DIRECTIONS FOR THIS TASK - List each line of the data that holds the word "подземного".
---------- SUPPLIED INFORMATION
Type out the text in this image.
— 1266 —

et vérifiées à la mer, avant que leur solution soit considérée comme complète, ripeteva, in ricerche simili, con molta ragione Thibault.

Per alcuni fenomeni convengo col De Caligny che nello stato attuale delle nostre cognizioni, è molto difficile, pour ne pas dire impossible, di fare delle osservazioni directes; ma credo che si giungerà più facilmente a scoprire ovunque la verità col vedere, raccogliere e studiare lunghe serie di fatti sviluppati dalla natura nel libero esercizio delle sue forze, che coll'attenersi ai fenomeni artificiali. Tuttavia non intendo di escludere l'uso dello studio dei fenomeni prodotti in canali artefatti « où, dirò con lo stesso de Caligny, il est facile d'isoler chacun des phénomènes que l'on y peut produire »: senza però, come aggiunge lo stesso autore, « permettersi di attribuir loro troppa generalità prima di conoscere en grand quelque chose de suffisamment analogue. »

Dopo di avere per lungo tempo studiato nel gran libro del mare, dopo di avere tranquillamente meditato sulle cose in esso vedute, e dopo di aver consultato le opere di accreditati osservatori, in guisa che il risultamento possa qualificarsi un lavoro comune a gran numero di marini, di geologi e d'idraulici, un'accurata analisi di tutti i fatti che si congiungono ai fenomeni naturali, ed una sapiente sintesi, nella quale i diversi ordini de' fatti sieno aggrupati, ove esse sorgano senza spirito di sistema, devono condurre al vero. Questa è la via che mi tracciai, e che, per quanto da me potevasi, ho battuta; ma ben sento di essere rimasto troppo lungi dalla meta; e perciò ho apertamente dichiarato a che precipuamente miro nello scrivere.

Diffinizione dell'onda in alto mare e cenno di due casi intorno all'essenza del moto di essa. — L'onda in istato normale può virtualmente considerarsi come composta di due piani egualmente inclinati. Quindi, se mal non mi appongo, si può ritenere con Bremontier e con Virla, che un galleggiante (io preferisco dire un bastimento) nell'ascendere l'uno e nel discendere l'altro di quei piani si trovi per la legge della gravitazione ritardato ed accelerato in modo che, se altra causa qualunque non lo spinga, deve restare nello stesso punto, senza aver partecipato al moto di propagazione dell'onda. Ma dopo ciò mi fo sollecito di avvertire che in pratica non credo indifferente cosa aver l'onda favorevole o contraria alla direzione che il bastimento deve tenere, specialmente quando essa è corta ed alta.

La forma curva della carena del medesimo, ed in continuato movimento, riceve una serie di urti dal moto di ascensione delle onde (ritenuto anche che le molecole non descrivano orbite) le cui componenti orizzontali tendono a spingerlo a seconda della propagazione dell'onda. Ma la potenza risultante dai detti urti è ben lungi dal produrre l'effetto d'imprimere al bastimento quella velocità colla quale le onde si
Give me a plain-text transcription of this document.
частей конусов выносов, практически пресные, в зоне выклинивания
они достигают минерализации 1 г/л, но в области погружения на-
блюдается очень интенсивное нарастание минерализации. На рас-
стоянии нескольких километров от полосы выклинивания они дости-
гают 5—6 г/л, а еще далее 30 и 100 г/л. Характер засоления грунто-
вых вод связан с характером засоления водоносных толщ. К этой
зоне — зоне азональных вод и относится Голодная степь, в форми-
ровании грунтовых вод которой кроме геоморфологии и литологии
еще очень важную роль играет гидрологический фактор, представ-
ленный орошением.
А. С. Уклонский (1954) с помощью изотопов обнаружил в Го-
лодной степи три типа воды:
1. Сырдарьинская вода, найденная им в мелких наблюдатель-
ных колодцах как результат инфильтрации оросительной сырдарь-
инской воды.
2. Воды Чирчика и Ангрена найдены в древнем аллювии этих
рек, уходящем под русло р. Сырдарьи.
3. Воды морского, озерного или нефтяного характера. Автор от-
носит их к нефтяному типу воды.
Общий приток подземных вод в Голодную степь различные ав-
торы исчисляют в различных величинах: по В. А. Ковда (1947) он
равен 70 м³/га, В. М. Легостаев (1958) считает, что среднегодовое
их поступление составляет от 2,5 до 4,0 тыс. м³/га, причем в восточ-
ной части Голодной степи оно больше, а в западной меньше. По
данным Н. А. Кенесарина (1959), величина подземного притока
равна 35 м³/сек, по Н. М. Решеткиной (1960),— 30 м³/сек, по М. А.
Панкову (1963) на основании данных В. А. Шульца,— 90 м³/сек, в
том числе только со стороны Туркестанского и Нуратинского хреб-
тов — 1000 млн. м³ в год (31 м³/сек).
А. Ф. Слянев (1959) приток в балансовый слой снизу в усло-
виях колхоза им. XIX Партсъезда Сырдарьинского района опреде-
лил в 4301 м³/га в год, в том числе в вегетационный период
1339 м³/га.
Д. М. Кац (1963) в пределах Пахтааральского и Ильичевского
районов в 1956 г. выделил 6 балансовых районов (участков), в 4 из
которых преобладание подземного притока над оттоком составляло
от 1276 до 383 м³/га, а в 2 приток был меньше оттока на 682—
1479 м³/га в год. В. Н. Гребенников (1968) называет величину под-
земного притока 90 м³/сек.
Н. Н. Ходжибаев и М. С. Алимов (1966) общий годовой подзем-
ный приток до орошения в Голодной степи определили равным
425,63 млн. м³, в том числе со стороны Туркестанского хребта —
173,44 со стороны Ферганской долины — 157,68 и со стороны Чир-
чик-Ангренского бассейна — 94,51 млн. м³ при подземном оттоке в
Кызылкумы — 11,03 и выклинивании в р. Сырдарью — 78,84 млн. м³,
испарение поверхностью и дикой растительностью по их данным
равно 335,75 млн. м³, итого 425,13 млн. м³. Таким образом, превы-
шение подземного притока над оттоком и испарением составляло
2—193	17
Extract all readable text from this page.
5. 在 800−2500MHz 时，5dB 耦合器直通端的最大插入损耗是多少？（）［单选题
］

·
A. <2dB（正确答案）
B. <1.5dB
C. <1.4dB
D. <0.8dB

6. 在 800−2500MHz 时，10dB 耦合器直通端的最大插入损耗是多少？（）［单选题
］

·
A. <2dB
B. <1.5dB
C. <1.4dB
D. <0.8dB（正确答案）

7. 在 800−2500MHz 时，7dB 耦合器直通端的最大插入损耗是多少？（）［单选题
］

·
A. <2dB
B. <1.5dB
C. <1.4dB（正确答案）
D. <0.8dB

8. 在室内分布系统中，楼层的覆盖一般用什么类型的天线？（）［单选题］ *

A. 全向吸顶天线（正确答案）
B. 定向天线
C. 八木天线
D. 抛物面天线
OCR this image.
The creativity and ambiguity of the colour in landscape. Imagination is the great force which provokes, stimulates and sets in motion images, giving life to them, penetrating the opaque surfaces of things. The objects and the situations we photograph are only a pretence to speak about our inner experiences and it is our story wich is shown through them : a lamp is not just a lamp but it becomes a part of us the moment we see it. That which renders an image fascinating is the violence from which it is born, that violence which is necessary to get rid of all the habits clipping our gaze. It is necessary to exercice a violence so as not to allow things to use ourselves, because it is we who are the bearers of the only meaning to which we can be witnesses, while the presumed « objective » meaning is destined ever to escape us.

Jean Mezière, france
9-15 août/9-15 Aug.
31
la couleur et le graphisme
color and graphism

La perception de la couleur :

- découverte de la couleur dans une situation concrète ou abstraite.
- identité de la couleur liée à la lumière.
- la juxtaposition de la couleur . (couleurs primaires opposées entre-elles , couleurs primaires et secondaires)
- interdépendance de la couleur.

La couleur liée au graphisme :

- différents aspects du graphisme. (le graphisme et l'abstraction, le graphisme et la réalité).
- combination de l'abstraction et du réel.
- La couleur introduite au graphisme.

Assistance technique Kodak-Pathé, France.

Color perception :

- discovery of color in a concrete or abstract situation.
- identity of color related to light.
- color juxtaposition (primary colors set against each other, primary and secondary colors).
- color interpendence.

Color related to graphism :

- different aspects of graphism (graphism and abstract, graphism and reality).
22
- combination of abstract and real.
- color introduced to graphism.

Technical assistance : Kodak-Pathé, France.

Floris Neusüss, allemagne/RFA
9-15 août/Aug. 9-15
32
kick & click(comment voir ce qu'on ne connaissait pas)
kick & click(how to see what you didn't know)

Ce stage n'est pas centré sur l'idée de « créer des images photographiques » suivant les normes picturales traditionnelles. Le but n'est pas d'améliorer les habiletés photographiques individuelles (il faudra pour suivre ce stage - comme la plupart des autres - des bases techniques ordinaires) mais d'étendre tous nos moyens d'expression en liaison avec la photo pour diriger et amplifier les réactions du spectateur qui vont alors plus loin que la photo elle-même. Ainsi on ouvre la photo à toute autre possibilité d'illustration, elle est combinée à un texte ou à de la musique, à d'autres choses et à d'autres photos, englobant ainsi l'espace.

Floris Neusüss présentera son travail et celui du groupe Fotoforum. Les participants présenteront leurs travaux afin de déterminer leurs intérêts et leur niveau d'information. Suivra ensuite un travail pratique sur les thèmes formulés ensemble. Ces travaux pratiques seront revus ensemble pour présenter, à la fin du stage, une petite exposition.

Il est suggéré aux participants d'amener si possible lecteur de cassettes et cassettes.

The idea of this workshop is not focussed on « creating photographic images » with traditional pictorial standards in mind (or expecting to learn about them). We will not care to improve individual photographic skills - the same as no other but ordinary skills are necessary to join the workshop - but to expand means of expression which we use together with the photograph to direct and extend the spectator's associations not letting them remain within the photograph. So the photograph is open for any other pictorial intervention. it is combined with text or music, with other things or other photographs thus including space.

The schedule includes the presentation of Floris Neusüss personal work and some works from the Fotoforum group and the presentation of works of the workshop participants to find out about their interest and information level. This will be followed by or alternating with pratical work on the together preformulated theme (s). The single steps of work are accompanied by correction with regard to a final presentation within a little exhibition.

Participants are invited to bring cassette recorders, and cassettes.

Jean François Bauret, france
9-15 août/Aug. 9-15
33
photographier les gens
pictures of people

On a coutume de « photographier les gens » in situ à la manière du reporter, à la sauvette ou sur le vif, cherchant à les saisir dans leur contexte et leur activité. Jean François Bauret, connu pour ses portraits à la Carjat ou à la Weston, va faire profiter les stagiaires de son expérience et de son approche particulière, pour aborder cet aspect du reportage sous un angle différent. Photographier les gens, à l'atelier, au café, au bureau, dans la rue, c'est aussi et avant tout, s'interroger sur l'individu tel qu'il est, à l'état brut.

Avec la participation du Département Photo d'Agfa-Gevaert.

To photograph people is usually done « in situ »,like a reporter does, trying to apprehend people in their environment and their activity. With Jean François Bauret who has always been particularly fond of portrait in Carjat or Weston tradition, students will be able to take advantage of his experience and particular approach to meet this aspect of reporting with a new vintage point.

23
--------------------
SOLUTION -
данным Н. А. Кенесарина (1959), величина подземного притока
которых преобладание подземного притока над оттоком составляло
шение подземного притока над оттоком и испарением составляло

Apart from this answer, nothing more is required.